== Input material ==
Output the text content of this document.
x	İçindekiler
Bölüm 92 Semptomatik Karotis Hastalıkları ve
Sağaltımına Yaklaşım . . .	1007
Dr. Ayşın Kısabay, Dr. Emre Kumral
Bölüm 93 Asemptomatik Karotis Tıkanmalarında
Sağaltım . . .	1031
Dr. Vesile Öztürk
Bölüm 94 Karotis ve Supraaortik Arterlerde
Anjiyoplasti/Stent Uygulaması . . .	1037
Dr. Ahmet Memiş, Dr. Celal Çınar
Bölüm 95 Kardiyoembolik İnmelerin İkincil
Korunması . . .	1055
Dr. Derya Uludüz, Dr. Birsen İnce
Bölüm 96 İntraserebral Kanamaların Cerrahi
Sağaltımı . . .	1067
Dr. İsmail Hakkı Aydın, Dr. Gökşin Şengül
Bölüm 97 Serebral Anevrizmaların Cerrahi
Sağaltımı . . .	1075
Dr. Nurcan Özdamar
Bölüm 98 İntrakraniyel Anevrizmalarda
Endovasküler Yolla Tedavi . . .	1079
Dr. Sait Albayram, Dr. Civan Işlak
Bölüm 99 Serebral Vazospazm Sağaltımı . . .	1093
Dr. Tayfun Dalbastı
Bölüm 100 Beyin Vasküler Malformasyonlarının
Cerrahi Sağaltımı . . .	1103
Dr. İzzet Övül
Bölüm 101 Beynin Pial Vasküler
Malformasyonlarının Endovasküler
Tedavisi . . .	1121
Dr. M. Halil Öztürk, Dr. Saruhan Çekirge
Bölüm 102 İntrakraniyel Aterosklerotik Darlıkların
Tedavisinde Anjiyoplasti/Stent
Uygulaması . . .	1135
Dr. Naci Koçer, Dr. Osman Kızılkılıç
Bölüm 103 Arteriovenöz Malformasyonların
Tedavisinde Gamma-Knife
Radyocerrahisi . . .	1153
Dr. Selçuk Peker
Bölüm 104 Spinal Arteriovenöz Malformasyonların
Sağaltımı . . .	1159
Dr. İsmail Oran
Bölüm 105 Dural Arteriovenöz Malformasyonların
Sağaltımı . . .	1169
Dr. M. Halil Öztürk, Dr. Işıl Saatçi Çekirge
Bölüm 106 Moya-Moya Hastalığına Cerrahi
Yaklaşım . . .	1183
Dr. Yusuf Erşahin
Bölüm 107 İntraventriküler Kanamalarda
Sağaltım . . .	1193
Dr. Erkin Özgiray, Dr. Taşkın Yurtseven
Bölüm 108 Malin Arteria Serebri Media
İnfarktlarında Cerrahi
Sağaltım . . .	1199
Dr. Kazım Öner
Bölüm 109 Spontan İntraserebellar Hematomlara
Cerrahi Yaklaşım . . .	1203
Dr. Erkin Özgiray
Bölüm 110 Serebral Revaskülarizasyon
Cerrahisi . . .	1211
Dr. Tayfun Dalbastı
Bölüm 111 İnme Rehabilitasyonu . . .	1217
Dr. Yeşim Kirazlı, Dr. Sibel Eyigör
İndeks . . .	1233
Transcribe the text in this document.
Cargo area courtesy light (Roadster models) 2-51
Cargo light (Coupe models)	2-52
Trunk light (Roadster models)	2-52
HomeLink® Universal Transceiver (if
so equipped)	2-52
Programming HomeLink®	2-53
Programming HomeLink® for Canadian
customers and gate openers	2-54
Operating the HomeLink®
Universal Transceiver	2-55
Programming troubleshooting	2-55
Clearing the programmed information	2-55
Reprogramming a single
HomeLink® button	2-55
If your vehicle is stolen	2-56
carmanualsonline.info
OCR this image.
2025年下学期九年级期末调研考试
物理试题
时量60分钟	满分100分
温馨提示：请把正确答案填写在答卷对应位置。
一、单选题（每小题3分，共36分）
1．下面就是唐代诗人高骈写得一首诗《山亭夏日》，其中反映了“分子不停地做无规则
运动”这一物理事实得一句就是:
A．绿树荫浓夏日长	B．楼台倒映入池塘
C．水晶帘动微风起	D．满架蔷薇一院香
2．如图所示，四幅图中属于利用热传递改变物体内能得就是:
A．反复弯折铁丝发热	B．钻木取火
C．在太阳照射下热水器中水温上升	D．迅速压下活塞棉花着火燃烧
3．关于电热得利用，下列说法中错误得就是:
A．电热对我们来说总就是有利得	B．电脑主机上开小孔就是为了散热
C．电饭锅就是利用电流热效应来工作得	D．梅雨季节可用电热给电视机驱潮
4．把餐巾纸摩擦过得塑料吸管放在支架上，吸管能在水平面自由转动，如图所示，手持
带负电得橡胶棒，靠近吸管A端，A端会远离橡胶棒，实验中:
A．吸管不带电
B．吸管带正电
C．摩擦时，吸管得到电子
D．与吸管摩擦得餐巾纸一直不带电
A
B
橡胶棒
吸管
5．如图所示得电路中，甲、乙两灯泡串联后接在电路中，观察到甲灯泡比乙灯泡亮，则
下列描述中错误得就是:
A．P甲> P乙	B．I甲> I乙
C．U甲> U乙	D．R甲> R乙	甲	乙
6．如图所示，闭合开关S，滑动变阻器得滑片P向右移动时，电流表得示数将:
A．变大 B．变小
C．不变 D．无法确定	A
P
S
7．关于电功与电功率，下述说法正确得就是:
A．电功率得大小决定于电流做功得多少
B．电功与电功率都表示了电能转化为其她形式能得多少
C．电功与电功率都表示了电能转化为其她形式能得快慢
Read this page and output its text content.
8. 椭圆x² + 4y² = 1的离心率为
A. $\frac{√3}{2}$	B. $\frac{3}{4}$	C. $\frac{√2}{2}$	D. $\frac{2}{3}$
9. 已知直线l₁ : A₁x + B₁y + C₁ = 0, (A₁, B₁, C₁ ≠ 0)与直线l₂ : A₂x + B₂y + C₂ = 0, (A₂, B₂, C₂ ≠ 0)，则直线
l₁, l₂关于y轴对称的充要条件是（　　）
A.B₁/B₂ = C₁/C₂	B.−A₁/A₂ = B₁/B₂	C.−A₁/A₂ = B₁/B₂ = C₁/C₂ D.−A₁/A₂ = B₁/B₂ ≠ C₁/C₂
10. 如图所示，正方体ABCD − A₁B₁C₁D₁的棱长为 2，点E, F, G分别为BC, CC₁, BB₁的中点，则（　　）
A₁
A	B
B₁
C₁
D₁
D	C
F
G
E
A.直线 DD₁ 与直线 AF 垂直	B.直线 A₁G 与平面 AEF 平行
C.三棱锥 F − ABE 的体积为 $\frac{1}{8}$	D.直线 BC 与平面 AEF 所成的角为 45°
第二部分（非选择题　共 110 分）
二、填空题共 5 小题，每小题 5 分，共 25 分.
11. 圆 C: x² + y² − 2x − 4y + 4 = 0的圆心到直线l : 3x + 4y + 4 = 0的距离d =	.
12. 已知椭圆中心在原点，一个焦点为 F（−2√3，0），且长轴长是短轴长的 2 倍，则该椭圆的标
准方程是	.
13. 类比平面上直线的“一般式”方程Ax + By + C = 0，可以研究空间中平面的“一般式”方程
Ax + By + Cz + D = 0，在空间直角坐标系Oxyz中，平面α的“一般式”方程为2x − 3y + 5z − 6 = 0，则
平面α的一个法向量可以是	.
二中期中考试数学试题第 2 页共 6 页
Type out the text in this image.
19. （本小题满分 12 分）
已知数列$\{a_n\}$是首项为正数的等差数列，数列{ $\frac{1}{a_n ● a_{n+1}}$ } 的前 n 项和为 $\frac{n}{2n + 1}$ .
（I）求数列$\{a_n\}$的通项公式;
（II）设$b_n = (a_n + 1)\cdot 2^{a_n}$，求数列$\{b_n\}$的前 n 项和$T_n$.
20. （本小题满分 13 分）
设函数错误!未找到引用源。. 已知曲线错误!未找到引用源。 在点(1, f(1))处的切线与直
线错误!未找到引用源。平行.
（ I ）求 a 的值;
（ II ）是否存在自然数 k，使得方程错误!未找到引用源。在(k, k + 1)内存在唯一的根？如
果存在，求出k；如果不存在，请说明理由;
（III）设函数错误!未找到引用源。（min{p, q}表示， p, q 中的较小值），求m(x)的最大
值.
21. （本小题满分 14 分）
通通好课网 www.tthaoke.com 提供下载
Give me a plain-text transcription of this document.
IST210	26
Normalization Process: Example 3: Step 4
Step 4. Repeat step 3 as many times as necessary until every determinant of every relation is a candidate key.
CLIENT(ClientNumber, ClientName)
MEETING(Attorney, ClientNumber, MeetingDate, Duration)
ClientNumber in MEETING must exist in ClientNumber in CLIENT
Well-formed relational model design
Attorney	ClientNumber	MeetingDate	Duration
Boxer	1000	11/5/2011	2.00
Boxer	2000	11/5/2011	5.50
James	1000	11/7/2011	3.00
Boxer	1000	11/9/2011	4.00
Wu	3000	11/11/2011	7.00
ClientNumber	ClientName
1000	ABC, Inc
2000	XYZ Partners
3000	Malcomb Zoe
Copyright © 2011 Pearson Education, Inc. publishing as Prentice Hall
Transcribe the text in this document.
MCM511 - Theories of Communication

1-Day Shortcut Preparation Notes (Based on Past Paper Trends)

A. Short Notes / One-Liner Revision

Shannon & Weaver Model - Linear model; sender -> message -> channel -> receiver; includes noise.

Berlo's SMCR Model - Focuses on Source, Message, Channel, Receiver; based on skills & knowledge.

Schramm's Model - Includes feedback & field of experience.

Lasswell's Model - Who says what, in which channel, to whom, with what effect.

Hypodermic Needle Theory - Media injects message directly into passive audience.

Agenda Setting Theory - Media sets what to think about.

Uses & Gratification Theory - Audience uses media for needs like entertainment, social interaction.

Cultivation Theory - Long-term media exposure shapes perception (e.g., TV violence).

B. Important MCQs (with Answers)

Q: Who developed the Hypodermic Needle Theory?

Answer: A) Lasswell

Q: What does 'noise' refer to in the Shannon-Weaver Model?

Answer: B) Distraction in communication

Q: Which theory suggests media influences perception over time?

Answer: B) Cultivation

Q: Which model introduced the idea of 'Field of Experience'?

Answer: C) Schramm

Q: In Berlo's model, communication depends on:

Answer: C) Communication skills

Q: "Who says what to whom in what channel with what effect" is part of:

== Given problem ==
For this exercise, gather every line of the data that contains the word "HomeLink".

== Right answer ==
HomeLink® Universal Transceiver (if
Programming HomeLink®	2-53
Programming HomeLink® for Canadian
Operating the HomeLink®
HomeLink® button	2-55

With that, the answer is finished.